*INSTRUCTION:* Report back each line of the records that contains the string "CRANKS".

[Records from a collection of figures]
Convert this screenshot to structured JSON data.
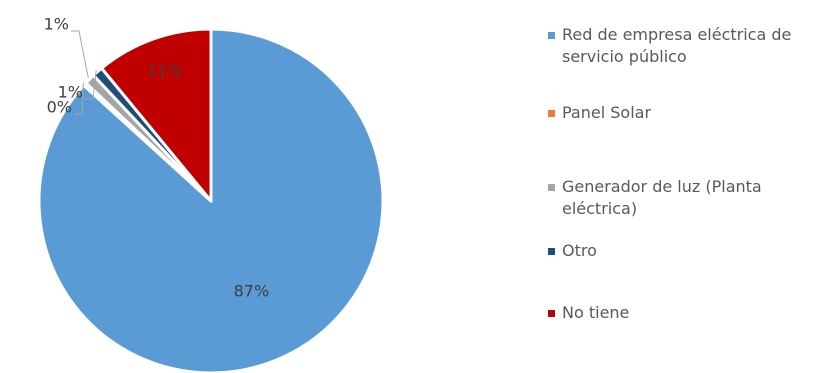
{
  "chart_data": {
    "type": "pie",
    "title": "",
    "categories": [
      "Red de empresa eléctrica de servicio público",
      "Panel Solar",
      "Generador de luz (Planta eléctrica)",
      "Otro",
      "No tiene"
    ],
    "values": [
      87,
      0,
      1,
      1,
      11
    ],
    "labels": [
      "87%",
      "0%",
      "1%",
      "1%",
      "11%"
    ],
    "colors": [
      "#5B9BD5",
      "#ED7D31",
      "#A5A5A5",
      "#1F4E79",
      "#C00000"
    ],
    "legend_position": "right"
  }
}
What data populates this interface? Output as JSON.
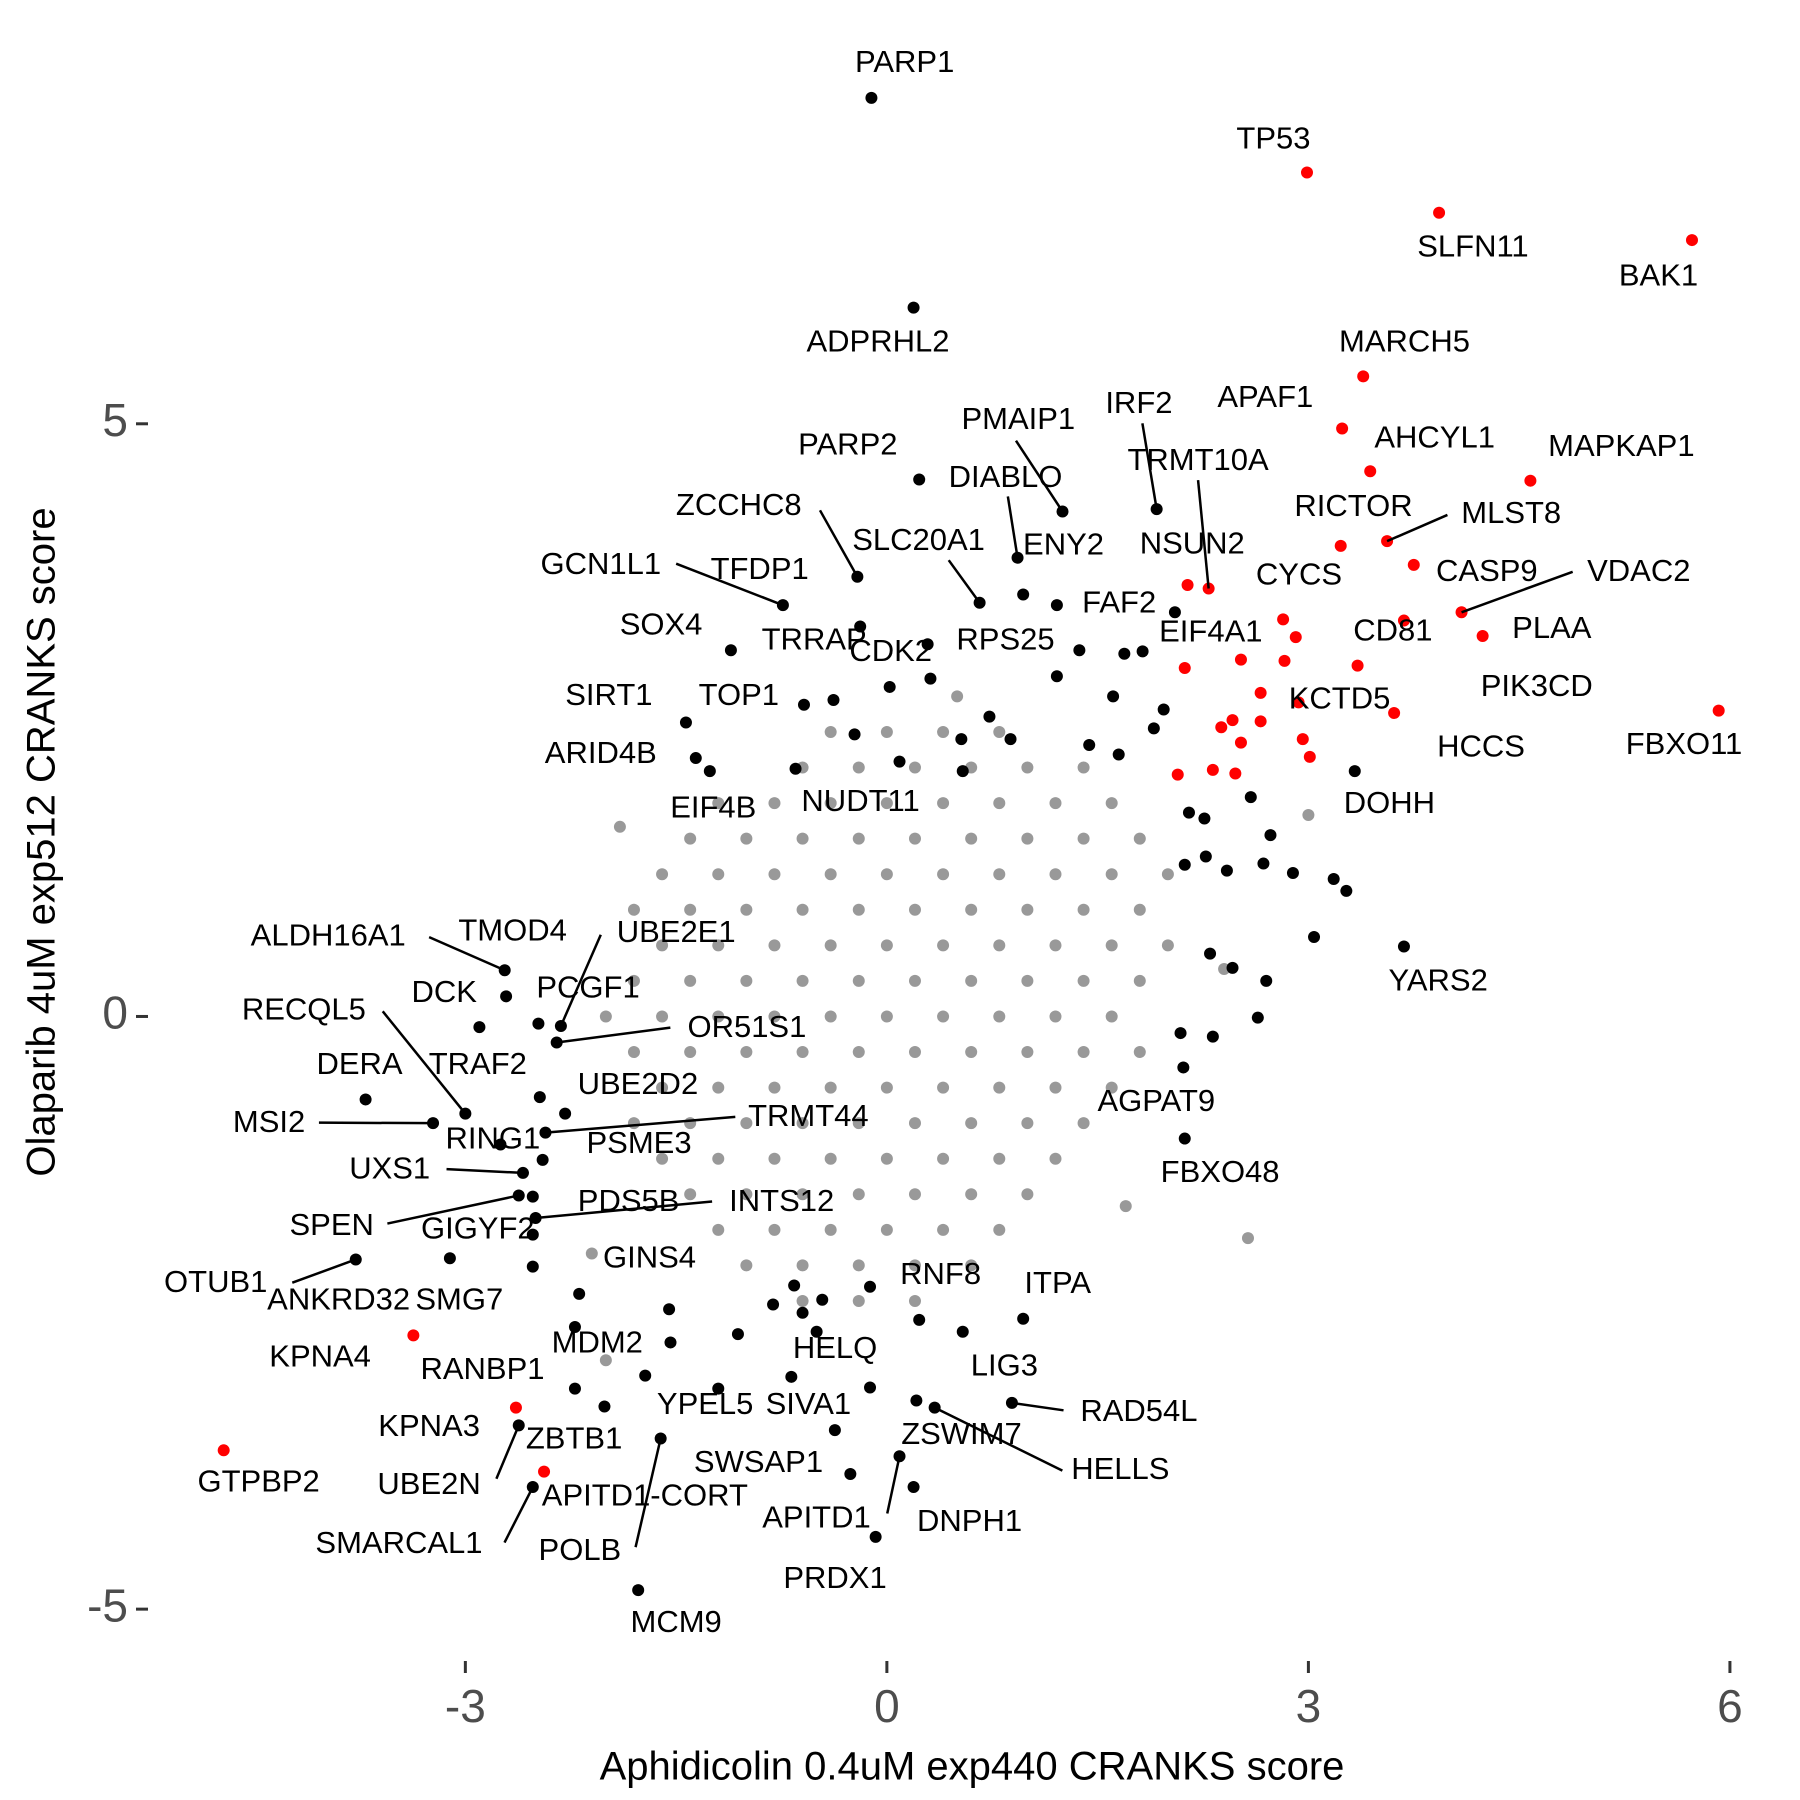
{
  "chart_data": {
    "type": "scatter",
    "x_label": "Aphidicolin 0.4uM exp440 CRANKS score",
    "y_label": "Olaparib 4uM exp512 CRANKS score",
    "xlim": [
      -5.28,
      6.15
    ],
    "ylim": [
      -5.37,
      8.28
    ],
    "xticks": [
      -3,
      0,
      3,
      6
    ],
    "yticks": [
      -5,
      0,
      5
    ],
    "grid": false,
    "series": [
      {
        "color": "#999999",
        "x": [
          -0.4,
          0,
          0.4,
          0.8,
          -0.6,
          -0.2,
          0.2,
          0.6,
          1,
          1.4,
          -1.2,
          -0.8,
          -0.4,
          0,
          0.4,
          0.8,
          1.2,
          1.6,
          -1.4,
          -1,
          -0.6,
          -0.2,
          0.2,
          0.6,
          1,
          1.4,
          1.8,
          -1.6,
          -1.2,
          -0.8,
          -0.4,
          0,
          0.4,
          0.8,
          1.2,
          1.6,
          2,
          -1.8,
          -1.4,
          -1,
          -0.6,
          -0.2,
          0.2,
          0.6,
          1,
          1.4,
          1.8,
          -1.6,
          -1.2,
          -0.8,
          -0.4,
          0,
          0.4,
          0.8,
          1.2,
          1.6,
          2,
          -1.8,
          -1.4,
          -1,
          -0.6,
          -0.2,
          0.2,
          0.6,
          1,
          1.4,
          1.8,
          -2,
          -1.6,
          -1.2,
          -0.8,
          -0.4,
          0,
          0.4,
          0.8,
          1.2,
          1.6,
          -1.8,
          -1.4,
          -1,
          -0.6,
          -0.2,
          0.2,
          0.6,
          1,
          1.4,
          1.8,
          -1.6,
          -1.2,
          -0.8,
          -0.4,
          0,
          0.4,
          0.8,
          1.2,
          1.6,
          -1.8,
          -1.4,
          -1,
          -0.6,
          -0.2,
          0.2,
          0.6,
          1,
          1.4,
          -1.6,
          -1.2,
          -0.8,
          -0.4,
          0,
          0.4,
          0.8,
          1.2,
          -1.4,
          -1,
          -0.6,
          -0.2,
          0.2,
          0.6,
          1,
          -1.2,
          -0.8,
          -0.4,
          0,
          0.4,
          0.8,
          -1,
          -0.6,
          -0.2,
          0.2,
          0.6,
          -0.6,
          -0.2,
          0.2,
          -1.9,
          2.4,
          1.7,
          2.57,
          3,
          -2.1,
          -2,
          0.5
        ],
        "y": [
          2.4,
          2.4,
          2.4,
          2.4,
          2.1,
          2.1,
          2.1,
          2.1,
          2.1,
          2.1,
          1.8,
          1.8,
          1.8,
          1.8,
          1.8,
          1.8,
          1.8,
          1.8,
          1.5,
          1.5,
          1.5,
          1.5,
          1.5,
          1.5,
          1.5,
          1.5,
          1.5,
          1.2,
          1.2,
          1.2,
          1.2,
          1.2,
          1.2,
          1.2,
          1.2,
          1.2,
          1.2,
          0.9,
          0.9,
          0.9,
          0.9,
          0.9,
          0.9,
          0.9,
          0.9,
          0.9,
          0.9,
          0.6,
          0.6,
          0.6,
          0.6,
          0.6,
          0.6,
          0.6,
          0.6,
          0.6,
          0.6,
          0.3,
          0.3,
          0.3,
          0.3,
          0.3,
          0.3,
          0.3,
          0.3,
          0.3,
          0.3,
          0,
          0,
          0,
          0,
          0,
          0,
          0,
          0,
          0,
          0,
          -0.3,
          -0.3,
          -0.3,
          -0.3,
          -0.3,
          -0.3,
          -0.3,
          -0.3,
          -0.3,
          -0.3,
          -0.6,
          -0.6,
          -0.6,
          -0.6,
          -0.6,
          -0.6,
          -0.6,
          -0.6,
          -0.6,
          -0.9,
          -0.9,
          -0.9,
          -0.9,
          -0.9,
          -0.9,
          -0.9,
          -0.9,
          -0.9,
          -1.2,
          -1.2,
          -1.2,
          -1.2,
          -1.2,
          -1.2,
          -1.2,
          -1.2,
          -1.5,
          -1.5,
          -1.5,
          -1.5,
          -1.5,
          -1.5,
          -1.5,
          -1.8,
          -1.8,
          -1.8,
          -1.8,
          -1.8,
          -1.8,
          -2.1,
          -2.1,
          -2.1,
          -2.1,
          -2.1,
          -2.4,
          -2.4,
          -2.4,
          1.6,
          0.4,
          -1.6,
          -1.87,
          1.7,
          -2,
          -2.9,
          2.7
        ]
      },
      {
        "color": "#000000",
        "labels": [
          "PARP1",
          "ADPRHL2",
          "PMAIP1",
          "IRF2",
          "PARP2",
          "DIABLO",
          "ZCCHC8",
          "SLC20A1",
          "ENY2",
          "GCN1L1",
          "TFDP1",
          "FAF2",
          "SOX4",
          "TRRAP",
          "RPS25",
          "CDK2",
          "SIRT1",
          "TOP1",
          "ARID4B",
          "DOHH",
          "NUDT11",
          "EIF4B",
          "YARS2",
          "ALDH16A1",
          "TMOD4",
          "UBE2E1",
          "DCK",
          "PCGF1",
          "RECQL5",
          "OR51S1",
          "DERA",
          "TRAF2",
          "UBE2D2",
          "MSI2",
          "TRMT44",
          "RING1",
          "PSME3",
          "UXS1",
          "PDS5B",
          "INTS12",
          "SPEN",
          "GIGYF2",
          "OTUB1",
          "GINS4",
          "ANKRD32",
          "SMG7",
          "RNF8",
          "ITPA",
          "MDM2",
          "RANBP1",
          "HELQ",
          "LIG3",
          "RAD54L",
          "YPEL5",
          "SIVA1",
          "ZBTB1",
          "ZSWIM7",
          "HELLS",
          "UBE2N",
          "SWSAP1",
          "DNPH1",
          "APITD1",
          "SMARCAL1",
          "POLB",
          "PRDX1",
          "MCM9",
          "AGPAT9",
          "FBXO48",
          null,
          null,
          null,
          null,
          null,
          null,
          null,
          null,
          null,
          null,
          null,
          null,
          null,
          null,
          null,
          null,
          null,
          null,
          null,
          null,
          null,
          null,
          null,
          null,
          null,
          null,
          null,
          null,
          null,
          null,
          null,
          null,
          null,
          null,
          null,
          null,
          null,
          null,
          null,
          null,
          null,
          null,
          null,
          null,
          null,
          null
        ],
        "x": [
          -0.11,
          0.19,
          1.25,
          1.92,
          0.23,
          0.93,
          -0.21,
          0.66,
          0.97,
          -0.74,
          -0.19,
          2.05,
          -1.11,
          0.29,
          1.37,
          0.02,
          -1.43,
          -0.59,
          -1.36,
          3.33,
          -0.65,
          -1.26,
          3.68,
          -2.72,
          -2.71,
          -2.32,
          -2.9,
          -2.48,
          -3,
          -2.35,
          -3.71,
          -2.47,
          -2.29,
          -3.23,
          -2.43,
          -2.75,
          -2.45,
          -2.59,
          -2.52,
          -2.5,
          -2.62,
          -2.52,
          -3.78,
          -2.19,
          -3.11,
          -2.52,
          -0.12,
          0.97,
          -2.22,
          -2.22,
          -0.68,
          0.54,
          0.89,
          -1.72,
          -0.37,
          -2.01,
          0.21,
          0.34,
          -2.62,
          -0.26,
          0.19,
          0.09,
          -2.52,
          -1.61,
          -0.08,
          -1.77,
          2.11,
          2.12,
          2.15,
          2.26,
          2.59,
          2.73,
          2.12,
          2.27,
          2.42,
          2.68,
          2.89,
          3.18,
          3.27,
          3.04,
          2.3,
          2.46,
          2.7,
          2.64,
          2.09,
          2.32,
          0.73,
          0.53,
          0.88,
          1.61,
          1.9,
          1.44,
          1.65,
          1.82,
          1.69,
          1.21,
          1.21,
          1.97,
          0.31,
          -0.38,
          -0.23,
          0.09,
          0.54,
          -0.66,
          -0.81,
          -0.46,
          -0.6,
          -1.06,
          -1.55,
          -1.54,
          -1.2,
          -0.5,
          -0.12,
          0.23
        ],
        "y": [
          7.75,
          5.98,
          4.26,
          4.28,
          4.53,
          3.87,
          3.71,
          3.49,
          3.56,
          3.47,
          3.29,
          3.41,
          3.09,
          3.14,
          3.09,
          2.78,
          2.48,
          2.63,
          2.18,
          2.07,
          2.09,
          2.07,
          0.59,
          0.39,
          0.17,
          -0.08,
          -0.09,
          -0.06,
          -0.82,
          -0.22,
          -0.7,
          -0.68,
          -0.82,
          -0.9,
          -0.98,
          -1.08,
          -1.21,
          -1.32,
          -1.52,
          -1.7,
          -1.51,
          -1.84,
          -2.05,
          -2.34,
          -2.04,
          -2.11,
          -2.28,
          -2.55,
          -2.62,
          -3.14,
          -3.04,
          -2.66,
          -3.26,
          -3.03,
          -3.49,
          -3.29,
          -3.24,
          -3.3,
          -3.45,
          -3.86,
          -3.97,
          -3.71,
          -3.97,
          -3.56,
          -4.39,
          -4.84,
          -0.43,
          -1.03,
          1.72,
          1.67,
          1.85,
          1.53,
          1.28,
          1.35,
          1.23,
          1.29,
          1.21,
          1.16,
          1.06,
          0.67,
          0.53,
          0.41,
          0.3,
          -0.01,
          -0.14,
          -0.17,
          2.53,
          2.34,
          2.34,
          2.7,
          2.43,
          2.29,
          2.21,
          3.08,
          3.06,
          2.87,
          3.47,
          2.59,
          2.85,
          2.67,
          2.38,
          2.15,
          2.07,
          -2.27,
          -2.43,
          -2.39,
          -2.5,
          -2.68,
          -2.47,
          -2.75,
          -3.14,
          -2.66,
          -3.13,
          -2.56
        ]
      },
      {
        "color": "#ff0000",
        "labels": [
          "TP53",
          "SLFN11",
          "BAK1",
          "MARCH5",
          "APAF1",
          "AHCYL1",
          "MAPKAP1",
          "TRMT10A",
          "NSUN2",
          "RICTOR",
          "MLST8",
          "CASP9",
          "VDAC2",
          "CYCS",
          "EIF4A1",
          "CD81",
          "PLAA",
          "KCTD5",
          "PIK3CD",
          "FBXO11",
          "HCCS",
          "KPNA4",
          "KPNA3",
          "GTPBP2",
          "APITD1-CORT",
          null,
          null,
          null,
          null,
          null,
          null,
          null,
          null,
          null,
          null,
          null,
          null,
          null
        ],
        "x": [
          2.99,
          3.93,
          5.73,
          3.39,
          3.24,
          3.44,
          4.58,
          2.29,
          2.14,
          3.23,
          3.56,
          3.75,
          4.09,
          2.82,
          2.12,
          3.68,
          4.24,
          3.61,
          3.35,
          5.92,
          3.01,
          -3.37,
          -2.64,
          -4.72,
          -2.44,
          2.91,
          2.52,
          2.66,
          2.46,
          2.38,
          2.52,
          2.66,
          2.96,
          2.07,
          2.32,
          2.48,
          2.93,
          2.83
        ],
        "y": [
          7.12,
          6.78,
          6.55,
          5.4,
          4.96,
          4.6,
          4.52,
          3.61,
          3.64,
          3.97,
          4.01,
          3.81,
          3.41,
          3.35,
          2.94,
          3.34,
          3.21,
          2.56,
          2.96,
          2.58,
          2.19,
          -2.69,
          -3.3,
          -3.66,
          -3.84,
          3.2,
          3.01,
          2.73,
          2.5,
          2.44,
          2.31,
          2.49,
          2.34,
          2.04,
          2.08,
          2.05,
          2.65,
          3
        ]
      }
    ]
  }
}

*FULL RESPONSE:*
    "x_label": "Aphidicolin 0.4uM exp440 CRANKS score",
    "y_label": "Olaparib 4uM exp512 CRANKS score",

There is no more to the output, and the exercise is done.